** Start EXERCISE MATERIALS **

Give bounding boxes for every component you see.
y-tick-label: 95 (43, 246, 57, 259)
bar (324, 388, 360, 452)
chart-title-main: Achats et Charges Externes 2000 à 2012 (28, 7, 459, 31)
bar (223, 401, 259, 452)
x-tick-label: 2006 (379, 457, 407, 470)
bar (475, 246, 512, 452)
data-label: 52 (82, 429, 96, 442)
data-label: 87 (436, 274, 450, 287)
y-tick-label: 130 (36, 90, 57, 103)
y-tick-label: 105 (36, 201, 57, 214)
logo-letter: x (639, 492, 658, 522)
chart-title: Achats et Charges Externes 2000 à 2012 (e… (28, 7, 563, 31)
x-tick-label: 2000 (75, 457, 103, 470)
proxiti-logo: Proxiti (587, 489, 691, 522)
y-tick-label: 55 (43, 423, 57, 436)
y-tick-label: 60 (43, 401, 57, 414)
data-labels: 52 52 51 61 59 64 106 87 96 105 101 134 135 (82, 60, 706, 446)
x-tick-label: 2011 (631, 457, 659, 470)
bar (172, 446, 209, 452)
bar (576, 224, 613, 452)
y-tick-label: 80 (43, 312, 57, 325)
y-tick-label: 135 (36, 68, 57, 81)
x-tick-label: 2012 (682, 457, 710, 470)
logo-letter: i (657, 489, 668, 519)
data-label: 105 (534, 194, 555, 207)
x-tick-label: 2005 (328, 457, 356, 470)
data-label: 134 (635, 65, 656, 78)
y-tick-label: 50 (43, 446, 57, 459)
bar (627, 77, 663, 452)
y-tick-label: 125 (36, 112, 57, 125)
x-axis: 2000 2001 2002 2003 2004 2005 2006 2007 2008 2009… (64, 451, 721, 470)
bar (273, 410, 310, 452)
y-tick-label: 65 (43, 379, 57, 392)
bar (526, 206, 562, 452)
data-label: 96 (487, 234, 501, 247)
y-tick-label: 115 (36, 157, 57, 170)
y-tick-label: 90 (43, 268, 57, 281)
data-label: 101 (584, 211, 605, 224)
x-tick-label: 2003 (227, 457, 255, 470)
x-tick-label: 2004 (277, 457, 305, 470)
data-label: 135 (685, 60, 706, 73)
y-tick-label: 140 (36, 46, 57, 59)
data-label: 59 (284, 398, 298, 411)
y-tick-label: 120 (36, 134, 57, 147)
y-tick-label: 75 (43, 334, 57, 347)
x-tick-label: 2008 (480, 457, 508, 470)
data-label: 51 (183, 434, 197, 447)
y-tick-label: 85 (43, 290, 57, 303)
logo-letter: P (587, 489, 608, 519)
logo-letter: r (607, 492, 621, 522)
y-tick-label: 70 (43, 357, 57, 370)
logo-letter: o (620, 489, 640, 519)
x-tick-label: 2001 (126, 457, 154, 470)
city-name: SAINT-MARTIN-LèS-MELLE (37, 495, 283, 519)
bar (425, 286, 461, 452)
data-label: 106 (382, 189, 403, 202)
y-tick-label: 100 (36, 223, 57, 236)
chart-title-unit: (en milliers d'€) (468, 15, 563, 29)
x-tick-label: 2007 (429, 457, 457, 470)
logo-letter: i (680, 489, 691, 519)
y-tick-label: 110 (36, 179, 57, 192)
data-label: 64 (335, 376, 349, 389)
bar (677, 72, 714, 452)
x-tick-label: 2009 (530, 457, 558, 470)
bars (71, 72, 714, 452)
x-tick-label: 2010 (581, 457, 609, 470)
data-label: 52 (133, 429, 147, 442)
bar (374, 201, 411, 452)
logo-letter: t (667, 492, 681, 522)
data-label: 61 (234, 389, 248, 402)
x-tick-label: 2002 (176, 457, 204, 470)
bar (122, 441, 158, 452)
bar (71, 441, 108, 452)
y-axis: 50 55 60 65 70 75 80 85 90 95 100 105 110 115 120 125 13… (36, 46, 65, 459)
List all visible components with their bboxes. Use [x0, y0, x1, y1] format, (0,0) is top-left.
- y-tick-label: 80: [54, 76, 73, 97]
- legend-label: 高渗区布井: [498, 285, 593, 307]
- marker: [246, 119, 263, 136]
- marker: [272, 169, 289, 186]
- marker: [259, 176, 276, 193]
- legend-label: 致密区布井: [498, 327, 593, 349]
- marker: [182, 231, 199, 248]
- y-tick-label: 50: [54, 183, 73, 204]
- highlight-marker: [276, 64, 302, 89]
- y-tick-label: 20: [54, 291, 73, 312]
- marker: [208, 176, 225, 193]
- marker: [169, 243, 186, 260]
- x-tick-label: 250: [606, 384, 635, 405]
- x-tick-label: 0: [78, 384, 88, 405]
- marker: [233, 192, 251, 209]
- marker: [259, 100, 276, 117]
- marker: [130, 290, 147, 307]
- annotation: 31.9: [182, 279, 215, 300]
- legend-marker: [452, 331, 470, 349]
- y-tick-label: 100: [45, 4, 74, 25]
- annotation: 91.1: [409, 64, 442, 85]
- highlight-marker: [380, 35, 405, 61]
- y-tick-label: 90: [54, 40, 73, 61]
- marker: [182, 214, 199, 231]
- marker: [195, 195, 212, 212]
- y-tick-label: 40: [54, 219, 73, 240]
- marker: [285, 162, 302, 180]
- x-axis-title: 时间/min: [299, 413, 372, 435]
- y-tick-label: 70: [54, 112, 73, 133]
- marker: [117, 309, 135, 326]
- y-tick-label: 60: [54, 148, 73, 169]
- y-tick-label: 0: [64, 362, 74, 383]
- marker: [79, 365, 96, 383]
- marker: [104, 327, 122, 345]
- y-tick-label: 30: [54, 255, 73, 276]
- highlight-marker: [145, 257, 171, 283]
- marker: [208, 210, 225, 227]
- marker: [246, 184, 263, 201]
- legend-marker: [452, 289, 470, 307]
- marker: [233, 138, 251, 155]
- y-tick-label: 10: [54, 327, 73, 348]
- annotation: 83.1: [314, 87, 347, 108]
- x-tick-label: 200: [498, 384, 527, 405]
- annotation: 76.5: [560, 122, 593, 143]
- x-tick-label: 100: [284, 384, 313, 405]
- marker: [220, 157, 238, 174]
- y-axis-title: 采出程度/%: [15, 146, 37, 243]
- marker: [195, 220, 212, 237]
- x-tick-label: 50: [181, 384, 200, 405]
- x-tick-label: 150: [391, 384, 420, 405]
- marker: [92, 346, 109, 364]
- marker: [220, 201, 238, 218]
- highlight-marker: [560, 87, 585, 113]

** End EXERCISE MATERIALS **

■ **TASK STATEMENT**:
Reproduce all of the lines above word for word.

■ **RIGHT ANSWER**:
Give bounding boxes for every component you see.
y-tick-label: 95 (43, 246, 57, 259)
bar (324, 388, 360, 452)
chart-title-main: Achats et Charges Externes 2000 à 2012 (28, 7, 459, 31)
bar (223, 401, 259, 452)
x-tick-label: 2006 (379, 457, 407, 470)
bar (475, 246, 512, 452)
data-label: 52 (82, 429, 96, 442)
data-label: 87 (436, 274, 450, 287)
y-tick-label: 130 (36, 90, 57, 103)
y-tick-label: 105 (36, 201, 57, 214)
logo-letter: x (639, 492, 658, 522)
chart-title: Achats et Charges Externes 2000 à 2012 (e… (28, 7, 563, 31)
x-tick-label: 2000 (75, 457, 103, 470)
proxiti-logo: Proxiti (587, 489, 691, 522)
y-tick-label: 55 (43, 423, 57, 436)
y-tick-label: 60 (43, 401, 57, 414)
data-labels: 52 52 51 61 59 64 106 87 96 105 101 134 135 (82, 60, 706, 446)
x-tick-label: 2011 (631, 457, 659, 470)
bar (172, 446, 209, 452)
bar (576, 224, 613, 452)
y-tick-label: 80 (43, 312, 57, 325)
y-tick-label: 135 (36, 68, 57, 81)
x-tick-label: 2012 (682, 457, 710, 470)
logo-letter: i (657, 489, 668, 519)
data-label: 105 (534, 194, 555, 207)
x-tick-label: 2005 (328, 457, 356, 470)
data-label: 134 (635, 65, 656, 78)
y-tick-label: 50 (43, 446, 57, 459)
bar (627, 77, 663, 452)
y-tick-label: 125 (36, 112, 57, 125)
x-axis: 2000 2001 2002 2003 2004 2005 2006 2007 2008 2009… (64, 451, 721, 470)
bar (273, 410, 310, 452)
y-tick-label: 65 (43, 379, 57, 392)
bar (526, 206, 562, 452)
data-label: 96 (487, 234, 501, 247)
y-tick-label: 115 (36, 157, 57, 170)
y-tick-label: 90 (43, 268, 57, 281)
data-label: 101 (584, 211, 605, 224)
x-tick-label: 2003 (227, 457, 255, 470)
x-tick-label: 2004 (277, 457, 305, 470)
data-label: 135 (685, 60, 706, 73)
y-tick-label: 140 (36, 46, 57, 59)
data-label: 59 (284, 398, 298, 411)
y-tick-label: 120 (36, 134, 57, 147)
y-tick-label: 75 (43, 334, 57, 347)
x-tick-label: 2008 (480, 457, 508, 470)
data-label: 51 (183, 434, 197, 447)
y-tick-label: 85 (43, 290, 57, 303)
logo-letter: P (587, 489, 608, 519)
logo-letter: r (607, 492, 621, 522)
y-tick-label: 70 (43, 357, 57, 370)
logo-letter: o (620, 489, 640, 519)
x-tick-label: 2001 (126, 457, 154, 470)
city-name: SAINT-MARTIN-LèS-MELLE (37, 495, 283, 519)
bar (425, 286, 461, 452)
data-label: 106 (382, 189, 403, 202)
y-tick-label: 100 (36, 223, 57, 236)
chart-title-unit: (en milliers d'€) (468, 15, 563, 29)
x-tick-label: 2007 (429, 457, 457, 470)
logo-letter: i (680, 489, 691, 519)
y-tick-label: 110 (36, 179, 57, 192)
data-label: 64 (335, 376, 349, 389)
bar (677, 72, 714, 452)
x-tick-label: 2009 (530, 457, 558, 470)
bars (71, 72, 714, 452)
x-tick-label: 2010 (581, 457, 609, 470)
data-label: 52 (133, 429, 147, 442)
bar (374, 201, 411, 452)
logo-letter: t (667, 492, 681, 522)
data-label: 61 (234, 389, 248, 402)
x-tick-label: 2002 (176, 457, 204, 470)
bar (122, 441, 158, 452)
bar (71, 441, 108, 452)
y-axis: 50 55 60 65 70 75 80 85 90 95 100 105 110 115 120 125 13… (36, 46, 65, 459)
List all visible components with their bboxes. Use [x0, y0, x1, y1] format, (0,0) is top-left.
- y-tick-label: 80: [54, 76, 73, 97]
- legend-label: 高渗区布井: [498, 285, 593, 307]
- marker: [246, 119, 263, 136]
- marker: [272, 169, 289, 186]
- marker: [259, 176, 276, 193]
- legend-label: 致密区布井: [498, 327, 593, 349]
- marker: [182, 231, 199, 248]
- y-tick-label: 50: [54, 183, 73, 204]
- highlight-marker: [276, 64, 302, 89]
- y-tick-label: 20: [54, 291, 73, 312]
- marker: [208, 176, 225, 193]
- marker: [169, 243, 186, 260]
- x-tick-label: 250: [606, 384, 635, 405]
- x-tick-label: 0: [78, 384, 88, 405]
- marker: [233, 192, 251, 209]
- marker: [259, 100, 276, 117]
- marker: [130, 290, 147, 307]
- annotation: 31.9: [182, 279, 215, 300]
- legend-marker: [452, 331, 470, 349]
- y-tick-label: 100: [45, 4, 74, 25]
- annotation: 91.1: [409, 64, 442, 85]
- highlight-marker: [380, 35, 405, 61]
- y-tick-label: 90: [54, 40, 73, 61]
- marker: [182, 214, 199, 231]
- marker: [195, 195, 212, 212]
- y-tick-label: 40: [54, 219, 73, 240]
- marker: [285, 162, 302, 180]
- x-axis-title: 时间/min: [299, 413, 372, 435]
- y-tick-label: 70: [54, 112, 73, 133]
- marker: [117, 309, 135, 326]
- y-tick-label: 60: [54, 148, 73, 169]
- y-tick-label: 0: [64, 362, 74, 383]
- marker: [79, 365, 96, 383]
- marker: [104, 327, 122, 345]
- y-tick-label: 30: [54, 255, 73, 276]
- highlight-marker: [145, 257, 171, 283]
- marker: [208, 210, 225, 227]
- marker: [246, 184, 263, 201]
- legend-marker: [452, 289, 470, 307]
- marker: [233, 138, 251, 155]
- y-tick-label: 10: [54, 327, 73, 348]
- annotation: 83.1: [314, 87, 347, 108]
- x-tick-label: 200: [498, 384, 527, 405]
- annotation: 76.5: [560, 122, 593, 143]
- x-tick-label: 100: [284, 384, 313, 405]
- marker: [220, 157, 238, 174]
- y-axis-title: 采出程度/%: [15, 146, 37, 243]
- marker: [195, 220, 212, 237]
- x-tick-label: 50: [181, 384, 200, 405]
- x-tick-label: 150: [391, 384, 420, 405]
- marker: [92, 346, 109, 364]
- marker: [220, 201, 238, 218]
- highlight-marker: [560, 87, 585, 113]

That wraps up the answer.